[Records from a data collection]

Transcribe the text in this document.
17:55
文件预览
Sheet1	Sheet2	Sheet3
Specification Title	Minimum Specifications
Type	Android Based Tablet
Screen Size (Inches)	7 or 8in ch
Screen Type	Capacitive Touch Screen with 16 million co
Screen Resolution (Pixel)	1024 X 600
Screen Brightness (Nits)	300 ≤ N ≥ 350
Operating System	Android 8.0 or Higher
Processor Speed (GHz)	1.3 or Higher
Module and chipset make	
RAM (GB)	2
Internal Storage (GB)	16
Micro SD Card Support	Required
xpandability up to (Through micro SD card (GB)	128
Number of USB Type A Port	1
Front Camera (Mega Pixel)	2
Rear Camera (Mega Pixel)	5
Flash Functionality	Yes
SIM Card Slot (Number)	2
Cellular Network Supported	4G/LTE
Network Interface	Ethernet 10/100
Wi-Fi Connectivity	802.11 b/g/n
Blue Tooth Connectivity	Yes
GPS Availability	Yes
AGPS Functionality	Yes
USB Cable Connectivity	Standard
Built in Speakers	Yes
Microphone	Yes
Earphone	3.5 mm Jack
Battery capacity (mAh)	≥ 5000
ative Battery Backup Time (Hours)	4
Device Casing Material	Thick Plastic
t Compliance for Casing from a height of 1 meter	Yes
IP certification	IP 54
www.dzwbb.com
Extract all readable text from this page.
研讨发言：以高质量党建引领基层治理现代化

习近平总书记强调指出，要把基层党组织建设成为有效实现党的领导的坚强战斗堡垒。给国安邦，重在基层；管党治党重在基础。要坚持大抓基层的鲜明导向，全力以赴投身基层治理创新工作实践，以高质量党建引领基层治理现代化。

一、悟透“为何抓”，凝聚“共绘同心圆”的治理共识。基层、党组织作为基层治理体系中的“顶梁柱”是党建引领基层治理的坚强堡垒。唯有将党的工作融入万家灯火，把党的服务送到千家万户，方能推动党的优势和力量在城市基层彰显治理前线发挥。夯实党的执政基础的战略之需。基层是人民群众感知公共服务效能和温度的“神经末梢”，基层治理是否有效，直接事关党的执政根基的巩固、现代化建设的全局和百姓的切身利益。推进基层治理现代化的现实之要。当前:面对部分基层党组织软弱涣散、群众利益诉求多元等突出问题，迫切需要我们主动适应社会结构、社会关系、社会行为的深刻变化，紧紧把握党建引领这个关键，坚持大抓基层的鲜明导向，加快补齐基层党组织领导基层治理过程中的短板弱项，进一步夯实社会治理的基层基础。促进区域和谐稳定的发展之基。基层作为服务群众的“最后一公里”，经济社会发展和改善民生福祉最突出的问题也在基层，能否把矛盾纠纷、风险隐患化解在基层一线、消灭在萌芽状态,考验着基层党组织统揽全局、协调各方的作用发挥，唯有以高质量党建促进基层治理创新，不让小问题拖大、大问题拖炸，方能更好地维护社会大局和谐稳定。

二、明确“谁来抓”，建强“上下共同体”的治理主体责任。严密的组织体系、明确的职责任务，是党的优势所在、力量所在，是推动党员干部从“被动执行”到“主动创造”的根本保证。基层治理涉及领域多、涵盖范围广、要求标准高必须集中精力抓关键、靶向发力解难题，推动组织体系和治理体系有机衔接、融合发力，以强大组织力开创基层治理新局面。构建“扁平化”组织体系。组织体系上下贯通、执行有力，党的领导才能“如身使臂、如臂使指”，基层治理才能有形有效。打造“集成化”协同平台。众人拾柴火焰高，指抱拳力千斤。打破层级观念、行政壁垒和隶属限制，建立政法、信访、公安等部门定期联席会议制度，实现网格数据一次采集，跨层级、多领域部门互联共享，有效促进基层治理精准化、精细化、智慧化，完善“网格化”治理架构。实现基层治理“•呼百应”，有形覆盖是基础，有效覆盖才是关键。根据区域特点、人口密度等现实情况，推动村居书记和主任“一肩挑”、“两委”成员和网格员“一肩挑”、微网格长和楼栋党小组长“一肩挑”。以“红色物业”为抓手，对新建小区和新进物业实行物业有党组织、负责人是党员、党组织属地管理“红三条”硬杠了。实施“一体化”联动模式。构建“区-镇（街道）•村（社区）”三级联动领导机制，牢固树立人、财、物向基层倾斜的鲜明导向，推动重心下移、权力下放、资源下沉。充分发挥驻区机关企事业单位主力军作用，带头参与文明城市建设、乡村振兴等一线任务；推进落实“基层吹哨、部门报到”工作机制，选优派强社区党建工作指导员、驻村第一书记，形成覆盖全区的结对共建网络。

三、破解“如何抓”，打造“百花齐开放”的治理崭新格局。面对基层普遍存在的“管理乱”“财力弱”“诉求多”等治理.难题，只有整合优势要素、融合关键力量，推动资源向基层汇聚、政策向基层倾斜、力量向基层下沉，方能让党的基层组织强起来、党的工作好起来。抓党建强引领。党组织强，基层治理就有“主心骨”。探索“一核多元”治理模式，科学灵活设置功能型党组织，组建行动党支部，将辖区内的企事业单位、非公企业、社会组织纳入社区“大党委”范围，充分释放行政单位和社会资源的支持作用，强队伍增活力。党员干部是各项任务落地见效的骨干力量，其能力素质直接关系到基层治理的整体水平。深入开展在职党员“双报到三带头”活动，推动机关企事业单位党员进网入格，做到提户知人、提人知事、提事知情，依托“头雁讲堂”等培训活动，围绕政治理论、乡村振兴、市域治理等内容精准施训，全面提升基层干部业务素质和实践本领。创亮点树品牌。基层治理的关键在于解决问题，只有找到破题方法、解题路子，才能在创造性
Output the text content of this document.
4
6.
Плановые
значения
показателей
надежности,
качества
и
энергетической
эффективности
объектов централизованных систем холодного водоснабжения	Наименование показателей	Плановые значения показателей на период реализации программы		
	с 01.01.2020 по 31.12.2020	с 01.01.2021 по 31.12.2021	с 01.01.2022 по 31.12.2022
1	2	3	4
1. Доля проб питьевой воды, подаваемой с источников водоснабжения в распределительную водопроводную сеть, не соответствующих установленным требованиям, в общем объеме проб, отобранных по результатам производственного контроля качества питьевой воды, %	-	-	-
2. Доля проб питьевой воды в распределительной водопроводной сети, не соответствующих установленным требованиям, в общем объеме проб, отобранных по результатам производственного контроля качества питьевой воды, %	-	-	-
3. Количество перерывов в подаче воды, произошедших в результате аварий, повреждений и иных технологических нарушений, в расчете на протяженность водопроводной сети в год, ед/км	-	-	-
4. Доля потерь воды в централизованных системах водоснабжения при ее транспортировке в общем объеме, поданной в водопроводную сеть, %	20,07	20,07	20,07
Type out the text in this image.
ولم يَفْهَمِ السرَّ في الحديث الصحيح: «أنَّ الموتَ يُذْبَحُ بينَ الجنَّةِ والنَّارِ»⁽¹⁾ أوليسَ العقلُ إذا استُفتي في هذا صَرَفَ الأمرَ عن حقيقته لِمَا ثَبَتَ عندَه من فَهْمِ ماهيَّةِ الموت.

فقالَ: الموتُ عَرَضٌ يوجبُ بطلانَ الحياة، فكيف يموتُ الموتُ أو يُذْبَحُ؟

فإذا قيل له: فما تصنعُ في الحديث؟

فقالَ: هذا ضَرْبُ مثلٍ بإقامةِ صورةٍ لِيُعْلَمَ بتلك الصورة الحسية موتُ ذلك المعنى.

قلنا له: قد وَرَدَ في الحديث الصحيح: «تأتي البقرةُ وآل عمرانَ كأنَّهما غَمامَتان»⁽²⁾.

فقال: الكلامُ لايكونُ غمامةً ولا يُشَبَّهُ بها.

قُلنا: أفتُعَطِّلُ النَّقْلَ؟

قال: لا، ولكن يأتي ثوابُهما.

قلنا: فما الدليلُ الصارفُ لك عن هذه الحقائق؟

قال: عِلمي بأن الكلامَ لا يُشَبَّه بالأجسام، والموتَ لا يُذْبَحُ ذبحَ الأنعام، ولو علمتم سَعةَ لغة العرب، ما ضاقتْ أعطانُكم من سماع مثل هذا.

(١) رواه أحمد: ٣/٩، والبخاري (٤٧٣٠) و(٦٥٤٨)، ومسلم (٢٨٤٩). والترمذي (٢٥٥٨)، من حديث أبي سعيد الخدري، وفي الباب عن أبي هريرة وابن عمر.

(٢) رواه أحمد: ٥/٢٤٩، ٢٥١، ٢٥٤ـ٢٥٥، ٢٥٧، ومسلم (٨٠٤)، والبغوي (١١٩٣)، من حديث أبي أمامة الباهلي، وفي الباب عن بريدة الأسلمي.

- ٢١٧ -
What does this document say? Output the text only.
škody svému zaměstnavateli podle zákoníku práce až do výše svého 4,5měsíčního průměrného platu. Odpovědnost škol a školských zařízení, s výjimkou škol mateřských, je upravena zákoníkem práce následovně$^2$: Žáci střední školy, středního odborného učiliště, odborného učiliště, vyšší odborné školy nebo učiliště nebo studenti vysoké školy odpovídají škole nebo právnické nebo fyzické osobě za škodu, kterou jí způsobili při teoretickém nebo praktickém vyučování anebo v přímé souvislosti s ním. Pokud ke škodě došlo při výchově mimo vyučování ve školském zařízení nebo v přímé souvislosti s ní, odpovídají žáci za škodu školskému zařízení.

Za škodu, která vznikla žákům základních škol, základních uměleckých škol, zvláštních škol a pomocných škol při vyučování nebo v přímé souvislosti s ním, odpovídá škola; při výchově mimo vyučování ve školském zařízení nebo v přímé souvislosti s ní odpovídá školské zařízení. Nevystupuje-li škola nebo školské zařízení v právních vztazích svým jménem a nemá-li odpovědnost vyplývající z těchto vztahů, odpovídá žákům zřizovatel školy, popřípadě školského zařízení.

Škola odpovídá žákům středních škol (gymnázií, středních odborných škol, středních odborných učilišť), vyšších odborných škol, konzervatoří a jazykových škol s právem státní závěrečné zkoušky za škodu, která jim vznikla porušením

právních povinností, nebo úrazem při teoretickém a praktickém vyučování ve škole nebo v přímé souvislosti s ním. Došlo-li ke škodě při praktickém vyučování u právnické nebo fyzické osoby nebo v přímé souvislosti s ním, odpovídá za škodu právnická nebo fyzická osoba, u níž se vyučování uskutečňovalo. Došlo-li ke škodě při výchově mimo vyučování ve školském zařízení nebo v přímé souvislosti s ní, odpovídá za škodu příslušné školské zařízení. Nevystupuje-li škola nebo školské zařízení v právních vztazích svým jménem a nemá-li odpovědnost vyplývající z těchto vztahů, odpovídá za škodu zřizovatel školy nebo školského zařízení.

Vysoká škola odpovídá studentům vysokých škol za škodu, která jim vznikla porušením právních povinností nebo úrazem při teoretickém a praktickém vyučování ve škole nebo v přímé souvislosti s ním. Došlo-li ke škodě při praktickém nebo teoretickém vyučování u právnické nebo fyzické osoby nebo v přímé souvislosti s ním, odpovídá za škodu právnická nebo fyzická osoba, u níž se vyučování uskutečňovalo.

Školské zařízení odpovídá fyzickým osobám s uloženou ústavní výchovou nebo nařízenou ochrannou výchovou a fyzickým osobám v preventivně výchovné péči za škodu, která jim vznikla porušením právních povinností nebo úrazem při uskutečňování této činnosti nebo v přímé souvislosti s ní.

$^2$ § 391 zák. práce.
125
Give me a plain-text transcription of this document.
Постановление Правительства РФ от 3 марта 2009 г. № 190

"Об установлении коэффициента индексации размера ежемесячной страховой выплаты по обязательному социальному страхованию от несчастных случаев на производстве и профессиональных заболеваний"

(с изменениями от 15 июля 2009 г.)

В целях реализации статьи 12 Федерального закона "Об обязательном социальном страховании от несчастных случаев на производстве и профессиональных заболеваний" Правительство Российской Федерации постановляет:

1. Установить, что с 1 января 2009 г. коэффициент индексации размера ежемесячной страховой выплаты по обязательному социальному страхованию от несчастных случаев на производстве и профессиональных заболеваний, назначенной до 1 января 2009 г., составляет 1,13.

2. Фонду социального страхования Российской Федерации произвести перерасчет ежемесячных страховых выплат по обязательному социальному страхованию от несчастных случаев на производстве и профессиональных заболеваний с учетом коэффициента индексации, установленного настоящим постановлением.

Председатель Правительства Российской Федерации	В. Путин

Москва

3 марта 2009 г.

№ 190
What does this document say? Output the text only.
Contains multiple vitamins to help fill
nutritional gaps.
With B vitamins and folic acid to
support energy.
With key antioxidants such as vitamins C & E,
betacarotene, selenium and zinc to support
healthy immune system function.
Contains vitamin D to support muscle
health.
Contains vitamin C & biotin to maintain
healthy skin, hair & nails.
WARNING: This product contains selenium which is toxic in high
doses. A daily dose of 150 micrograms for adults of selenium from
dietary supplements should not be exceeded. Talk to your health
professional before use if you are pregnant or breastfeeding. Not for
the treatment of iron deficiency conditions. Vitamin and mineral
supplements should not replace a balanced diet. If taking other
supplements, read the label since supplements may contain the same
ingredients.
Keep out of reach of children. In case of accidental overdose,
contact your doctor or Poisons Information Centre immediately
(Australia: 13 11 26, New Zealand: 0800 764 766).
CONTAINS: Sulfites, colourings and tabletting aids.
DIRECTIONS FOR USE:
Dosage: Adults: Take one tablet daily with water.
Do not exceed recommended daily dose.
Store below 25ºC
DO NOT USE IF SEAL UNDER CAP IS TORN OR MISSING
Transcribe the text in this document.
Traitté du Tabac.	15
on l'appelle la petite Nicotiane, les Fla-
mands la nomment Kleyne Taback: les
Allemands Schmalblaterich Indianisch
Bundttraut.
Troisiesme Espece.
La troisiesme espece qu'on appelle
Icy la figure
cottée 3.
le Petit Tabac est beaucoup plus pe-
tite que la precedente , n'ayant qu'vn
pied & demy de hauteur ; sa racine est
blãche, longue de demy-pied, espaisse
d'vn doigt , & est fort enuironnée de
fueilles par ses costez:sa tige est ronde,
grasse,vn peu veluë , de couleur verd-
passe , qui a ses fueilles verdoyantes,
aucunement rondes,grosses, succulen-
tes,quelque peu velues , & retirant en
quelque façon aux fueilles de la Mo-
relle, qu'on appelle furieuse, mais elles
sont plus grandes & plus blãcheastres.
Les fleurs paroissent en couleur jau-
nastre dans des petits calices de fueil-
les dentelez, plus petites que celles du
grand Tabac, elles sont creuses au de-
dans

**Given instruction**
Check each line of the records for the word "الصحيح" and extract those that contain it.

**Task output**
ولم يَفْهَمِ السرَّ في الحديث الصحيح: «أنَّ الموتَ يُذْبَحُ بينَ الجنَّةِ والنَّارِ»⁽¹⁾ أوليسَ العقلُ إذا استُفتي في هذا صَرَفَ الأمرَ عن حقيقته لِمَا ثَبَتَ عندَه من فَهْمِ ماهيَّةِ الموت.
قلنا له: قد وَرَدَ في الحديث الصحيح: «تأتي البقرةُ وآل عمرانَ كأنَّهما غَمامَتان»⁽²⁾.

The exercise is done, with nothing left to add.